— start of DATASET EXTRACT —

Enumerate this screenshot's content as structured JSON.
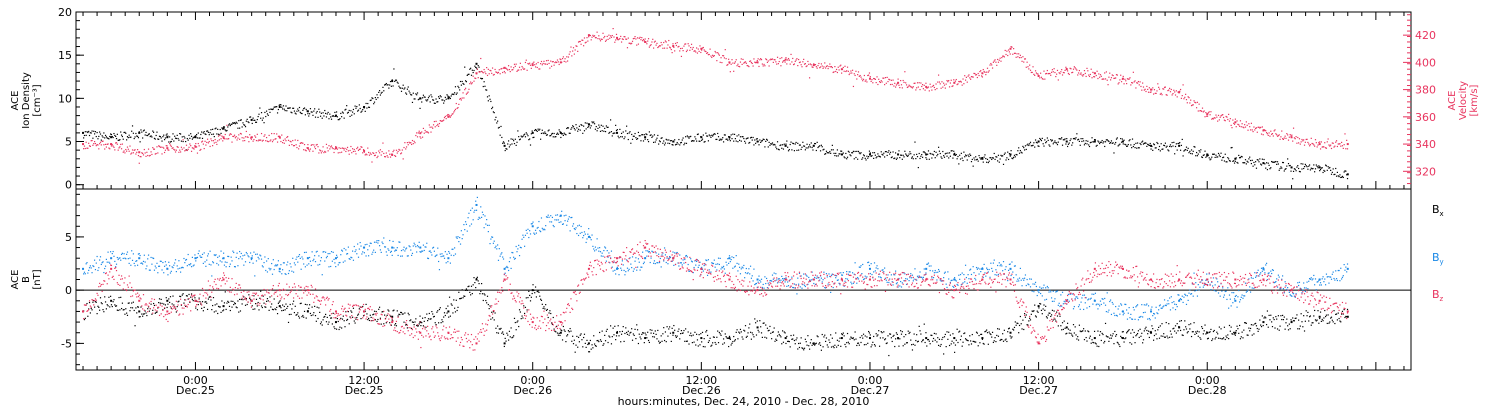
{
  "colors": {
    "black": "#000000",
    "pink": "#e8345e",
    "blue": "#1a88e6",
    "axis": "#000000"
  },
  "chart_data": [
    {
      "type": "scatter",
      "panel": "top",
      "left_axis": {
        "label_lines": [
          "ACE",
          "Ion Density",
          "[cm⁻³]"
        ],
        "ylim": [
          -0.5,
          20
        ],
        "ticks": [
          0,
          5,
          10,
          15,
          20
        ],
        "tick_labels": [
          "0",
          "5",
          "10",
          "15",
          "20"
        ]
      },
      "right_axis": {
        "label_lines": [
          "ACE",
          "Velocity",
          "[km/s]"
        ],
        "ylim": [
          307,
          437
        ],
        "ticks": [
          320,
          340,
          360,
          380,
          400,
          420
        ],
        "tick_labels": [
          "320",
          "340",
          "360",
          "380",
          "400",
          "420"
        ],
        "color": "#e8345e"
      },
      "xlim": [
        -8.5,
        86.5
      ],
      "series": [
        {
          "color": "#000000",
          "axis": "left",
          "x": [
            -8,
            -6,
            -4,
            -2,
            0,
            2,
            4,
            6,
            8,
            10,
            12,
            14,
            16,
            18,
            20,
            22,
            24,
            26,
            28,
            30,
            32,
            34,
            36,
            38,
            40,
            42,
            44,
            46,
            48,
            50,
            52,
            54,
            56,
            58,
            60,
            62,
            64,
            66,
            68,
            70,
            72,
            74,
            76,
            78,
            80,
            82
          ],
          "y": [
            6,
            5.5,
            6,
            5.5,
            5.5,
            6.5,
            7.5,
            9,
            8.5,
            8,
            9,
            12,
            10,
            10,
            14,
            4.5,
            6,
            6,
            7,
            6,
            5.5,
            5,
            5.5,
            5.5,
            5,
            4.5,
            4.5,
            3.5,
            3.5,
            3.5,
            3.5,
            3.5,
            3,
            3.5,
            5,
            5,
            5,
            5,
            4.5,
            4.5,
            3.5,
            3,
            2.5,
            2,
            2,
            1.2
          ]
        },
        {
          "color": "#e8345e",
          "axis": "right",
          "x": [
            -8,
            -6,
            -4,
            -2,
            0,
            2,
            4,
            6,
            8,
            10,
            12,
            14,
            16,
            18,
            20,
            22,
            24,
            26,
            28,
            30,
            32,
            34,
            36,
            38,
            40,
            42,
            44,
            46,
            48,
            50,
            52,
            54,
            56,
            58,
            60,
            62,
            64,
            66,
            68,
            70,
            72,
            74,
            76,
            78,
            80,
            82
          ],
          "y": [
            340,
            340,
            334,
            337,
            338,
            345,
            345,
            345,
            337,
            337,
            335,
            332,
            348,
            360,
            392,
            396,
            398,
            400,
            420,
            418,
            415,
            412,
            410,
            400,
            400,
            402,
            398,
            395,
            388,
            385,
            382,
            385,
            392,
            410,
            390,
            395,
            392,
            388,
            380,
            378,
            362,
            356,
            350,
            345,
            340,
            340
          ]
        }
      ]
    },
    {
      "type": "scatter",
      "panel": "bottom",
      "left_axis": {
        "label_lines": [
          "ACE",
          "B",
          "[nT]"
        ],
        "ylim": [
          -7.5,
          9.5
        ],
        "ticks": [
          -5,
          0,
          5
        ],
        "tick_labels": [
          "-5",
          "0",
          "5"
        ]
      },
      "xlim": [
        -8.5,
        86.5
      ],
      "zero_line": true,
      "legend": {
        "placement": "right",
        "entries": [
          "Bx",
          "By",
          "Bz"
        ]
      },
      "series": [
        {
          "name": "Bx",
          "color": "#000000",
          "x": [
            -8,
            -6,
            -4,
            -2,
            0,
            2,
            4,
            6,
            8,
            10,
            12,
            14,
            16,
            18,
            20,
            22,
            24,
            26,
            28,
            30,
            32,
            34,
            36,
            38,
            40,
            42,
            44,
            46,
            48,
            50,
            52,
            54,
            56,
            58,
            60,
            62,
            64,
            66,
            68,
            70,
            72,
            74,
            76,
            78,
            80,
            82
          ],
          "y": [
            -2,
            -1,
            -2,
            -1,
            -1,
            -1.5,
            -1,
            -1.5,
            -2,
            -3,
            -2,
            -2.5,
            -3,
            -2,
            1,
            -5,
            0,
            -4,
            -5,
            -4,
            -4.5,
            -4,
            -4.5,
            -4.5,
            -3.5,
            -4.5,
            -5,
            -4.5,
            -4.5,
            -4.5,
            -4.5,
            -4.5,
            -4.5,
            -4,
            -1.5,
            -3.5,
            -4.5,
            -4.5,
            -4,
            -3.5,
            -4,
            -4,
            -3,
            -3,
            -2.5,
            -2.5
          ]
        },
        {
          "name": "By",
          "color": "#1a88e6",
          "x": [
            -8,
            -6,
            -4,
            -2,
            0,
            2,
            4,
            6,
            8,
            10,
            12,
            14,
            16,
            18,
            20,
            22,
            24,
            26,
            28,
            30,
            32,
            34,
            36,
            38,
            40,
            42,
            44,
            46,
            48,
            50,
            52,
            54,
            56,
            58,
            60,
            62,
            64,
            66,
            68,
            70,
            72,
            74,
            76,
            78,
            80,
            82
          ],
          "y": [
            2,
            3,
            3,
            2,
            3,
            3,
            3,
            2,
            3,
            3,
            4,
            4,
            4,
            3,
            8,
            2,
            6,
            7,
            5,
            2,
            3,
            3,
            2,
            3,
            1,
            1,
            1,
            1,
            2,
            1,
            2,
            1,
            2,
            2,
            0,
            -1,
            -1,
            -2,
            -2,
            -1,
            1,
            -1,
            2,
            0,
            1,
            2
          ]
        },
        {
          "name": "Bz",
          "color": "#e8345e",
          "x": [
            -8,
            -6,
            -4,
            -2,
            0,
            2,
            4,
            6,
            8,
            10,
            12,
            14,
            16,
            18,
            20,
            22,
            24,
            26,
            28,
            30,
            32,
            34,
            36,
            38,
            40,
            42,
            44,
            46,
            48,
            50,
            52,
            54,
            56,
            58,
            60,
            62,
            64,
            66,
            68,
            70,
            72,
            74,
            76,
            78,
            80,
            82
          ],
          "y": [
            -2,
            2,
            -1,
            -2,
            -1,
            1,
            -1,
            0,
            0,
            -2,
            -2,
            -3,
            -4,
            -4,
            -5,
            1,
            -3,
            -3,
            2,
            3,
            4,
            3,
            2,
            1,
            0,
            1,
            1,
            1,
            1,
            1,
            1,
            0,
            1,
            1,
            -5,
            -1,
            2,
            2,
            1,
            1,
            1,
            1,
            1,
            0,
            -1,
            -2
          ]
        }
      ],
      "legend_labels": [
        {
          "main": "B",
          "sub": "x",
          "color": "#000000"
        },
        {
          "main": "B",
          "sub": "y",
          "color": "#1a88e6"
        },
        {
          "main": "B",
          "sub": "z",
          "color": "#e8345e"
        }
      ]
    }
  ],
  "x_axis": {
    "ticks": [
      0,
      12,
      24,
      36,
      48,
      60,
      72,
      84
    ],
    "tick_labels": [
      {
        "time": "0:00",
        "date": "Dec.25"
      },
      {
        "time": "12:00",
        "date": "Dec.25"
      },
      {
        "time": "0:00",
        "date": "Dec.26"
      },
      {
        "time": "12:00",
        "date": "Dec.26"
      },
      {
        "time": "0:00",
        "date": "Dec.27"
      },
      {
        "time": "12:00",
        "date": "Dec.27"
      },
      {
        "time": "0:00",
        "date": "Dec.28"
      }
    ],
    "tick_label_hours": [
      0,
      12,
      24,
      36,
      48,
      60,
      72
    ],
    "title": "hours:minutes, Dec. 24, 2010 - Dec. 28, 2010"
  }
}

— end of DATASET EXTRACT —

## EXERCISE:
All of the data above should be transcribed verbatim, with pictures omitted.

## PROBLEM SOLUTION:
Enumerate this screenshot's content as structured JSON.
{
  "colors": {
    "black": "#000000",
    "pink": "#e8345e",
    "blue": "#1a88e6",
    "axis": "#000000"
  },
  "chart_data": [
    {
      "type": "scatter",
      "panel": "top",
      "left_axis": {
        "label_lines": [
          "ACE",
          "Ion Density",
          "[cm⁻³]"
        ],
        "ylim": [
          -0.5,
          20
        ],
        "ticks": [
          0,
          5,
          10,
          15,
          20
        ],
        "tick_labels": [
          "0",
          "5",
          "10",
          "15",
          "20"
        ]
      },
      "right_axis": {
        "label_lines": [
          "ACE",
          "Velocity",
          "[km/s]"
        ],
        "ylim": [
          307,
          437
        ],
        "ticks": [
          320,
          340,
          360,
          380,
          400,
          420
        ],
        "tick_labels": [
          "320",
          "340",
          "360",
          "380",
          "400",
          "420"
        ],
        "color": "#e8345e"
      },
      "xlim": [
        -8.5,
        86.5
      ],
      "series": [
        {
          "color": "#000000",
          "axis": "left",
          "x": [
            -8,
            -6,
            -4,
            -2,
            0,
            2,
            4,
            6,
            8,
            10,
            12,
            14,
            16,
            18,
            20,
            22,
            24,
            26,
            28,
            30,
            32,
            34,
            36,
            38,
            40,
            42,
            44,
            46,
            48,
            50,
            52,
            54,
            56,
            58,
            60,
            62,
            64,
            66,
            68,
            70,
            72,
            74,
            76,
            78,
            80,
            82
          ],
          "y": [
            6,
            5.5,
            6,
            5.5,
            5.5,
            6.5,
            7.5,
            9,
            8.5,
            8,
            9,
            12,
            10,
            10,
            14,
            4.5,
            6,
            6,
            7,
            6,
            5.5,
            5,
            5.5,
            5.5,
            5,
            4.5,
            4.5,
            3.5,
            3.5,
            3.5,
            3.5,
            3.5,
            3,
            3.5,
            5,
            5,
            5,
            5,
            4.5,
            4.5,
            3.5,
            3,
            2.5,
            2,
            2,
            1.2
          ]
        },
        {
          "color": "#e8345e",
          "axis": "right",
          "x": [
            -8,
            -6,
            -4,
            -2,
            0,
            2,
            4,
            6,
            8,
            10,
            12,
            14,
            16,
            18,
            20,
            22,
            24,
            26,
            28,
            30,
            32,
            34,
            36,
            38,
            40,
            42,
            44,
            46,
            48,
            50,
            52,
            54,
            56,
            58,
            60,
            62,
            64,
            66,
            68,
            70,
            72,
            74,
            76,
            78,
            80,
            82
          ],
          "y": [
            340,
            340,
            334,
            337,
            338,
            345,
            345,
            345,
            337,
            337,
            335,
            332,
            348,
            360,
            392,
            396,
            398,
            400,
            420,
            418,
            415,
            412,
            410,
            400,
            400,
            402,
            398,
            395,
            388,
            385,
            382,
            385,
            392,
            410,
            390,
            395,
            392,
            388,
            380,
            378,
            362,
            356,
            350,
            345,
            340,
            340
          ]
        }
      ]
    },
    {
      "type": "scatter",
      "panel": "bottom",
      "left_axis": {
        "label_lines": [
          "ACE",
          "B",
          "[nT]"
        ],
        "ylim": [
          -7.5,
          9.5
        ],
        "ticks": [
          -5,
          0,
          5
        ],
        "tick_labels": [
          "-5",
          "0",
          "5"
        ]
      },
      "xlim": [
        -8.5,
        86.5
      ],
      "zero_line": true,
      "legend": {
        "placement": "right",
        "entries": [
          "Bx",
          "By",
          "Bz"
        ]
      },
      "series": [
        {
          "name": "Bx",
          "color": "#000000",
          "x": [
            -8,
            -6,
            -4,
            -2,
            0,
            2,
            4,
            6,
            8,
            10,
            12,
            14,
            16,
            18,
            20,
            22,
            24,
            26,
            28,
            30,
            32,
            34,
            36,
            38,
            40,
            42,
            44,
            46,
            48,
            50,
            52,
            54,
            56,
            58,
            60,
            62,
            64,
            66,
            68,
            70,
            72,
            74,
            76,
            78,
            80,
            82
          ],
          "y": [
            -2,
            -1,
            -2,
            -1,
            -1,
            -1.5,
            -1,
            -1.5,
            -2,
            -3,
            -2,
            -2.5,
            -3,
            -2,
            1,
            -5,
            0,
            -4,
            -5,
            -4,
            -4.5,
            -4,
            -4.5,
            -4.5,
            -3.5,
            -4.5,
            -5,
            -4.5,
            -4.5,
            -4.5,
            -4.5,
            -4.5,
            -4.5,
            -4,
            -1.5,
            -3.5,
            -4.5,
            -4.5,
            -4,
            -3.5,
            -4,
            -4,
            -3,
            -3,
            -2.5,
            -2.5
          ]
        },
        {
          "name": "By",
          "color": "#1a88e6",
          "x": [
            -8,
            -6,
            -4,
            -2,
            0,
            2,
            4,
            6,
            8,
            10,
            12,
            14,
            16,
            18,
            20,
            22,
            24,
            26,
            28,
            30,
            32,
            34,
            36,
            38,
            40,
            42,
            44,
            46,
            48,
            50,
            52,
            54,
            56,
            58,
            60,
            62,
            64,
            66,
            68,
            70,
            72,
            74,
            76,
            78,
            80,
            82
          ],
          "y": [
            2,
            3,
            3,
            2,
            3,
            3,
            3,
            2,
            3,
            3,
            4,
            4,
            4,
            3,
            8,
            2,
            6,
            7,
            5,
            2,
            3,
            3,
            2,
            3,
            1,
            1,
            1,
            1,
            2,
            1,
            2,
            1,
            2,
            2,
            0,
            -1,
            -1,
            -2,
            -2,
            -1,
            1,
            -1,
            2,
            0,
            1,
            2
          ]
        },
        {
          "name": "Bz",
          "color": "#e8345e",
          "x": [
            -8,
            -6,
            -4,
            -2,
            0,
            2,
            4,
            6,
            8,
            10,
            12,
            14,
            16,
            18,
            20,
            22,
            24,
            26,
            28,
            30,
            32,
            34,
            36,
            38,
            40,
            42,
            44,
            46,
            48,
            50,
            52,
            54,
            56,
            58,
            60,
            62,
            64,
            66,
            68,
            70,
            72,
            74,
            76,
            78,
            80,
            82
          ],
          "y": [
            -2,
            2,
            -1,
            -2,
            -1,
            1,
            -1,
            0,
            0,
            -2,
            -2,
            -3,
            -4,
            -4,
            -5,
            1,
            -3,
            -3,
            2,
            3,
            4,
            3,
            2,
            1,
            0,
            1,
            1,
            1,
            1,
            1,
            1,
            0,
            1,
            1,
            -5,
            -1,
            2,
            2,
            1,
            1,
            1,
            1,
            1,
            0,
            -1,
            -2
          ]
        }
      ],
      "legend_labels": [
        {
          "main": "B",
          "sub": "x",
          "color": "#000000"
        },
        {
          "main": "B",
          "sub": "y",
          "color": "#1a88e6"
        },
        {
          "main": "B",
          "sub": "z",
          "color": "#e8345e"
        }
      ]
    }
  ],
  "x_axis": {
    "ticks": [
      0,
      12,
      24,
      36,
      48,
      60,
      72,
      84
    ],
    "tick_labels": [
      {
        "time": "0:00",
        "date": "Dec.25"
      },
      {
        "time": "12:00",
        "date": "Dec.25"
      },
      {
        "time": "0:00",
        "date": "Dec.26"
      },
      {
        "time": "12:00",
        "date": "Dec.26"
      },
      {
        "time": "0:00",
        "date": "Dec.27"
      },
      {
        "time": "12:00",
        "date": "Dec.27"
      },
      {
        "time": "0:00",
        "date": "Dec.28"
      }
    ],
    "tick_label_hours": [
      0,
      12,
      24,
      36,
      48,
      60,
      72
    ],
    "title": "hours:minutes, Dec. 24, 2010 - Dec. 28, 2010"
  }
}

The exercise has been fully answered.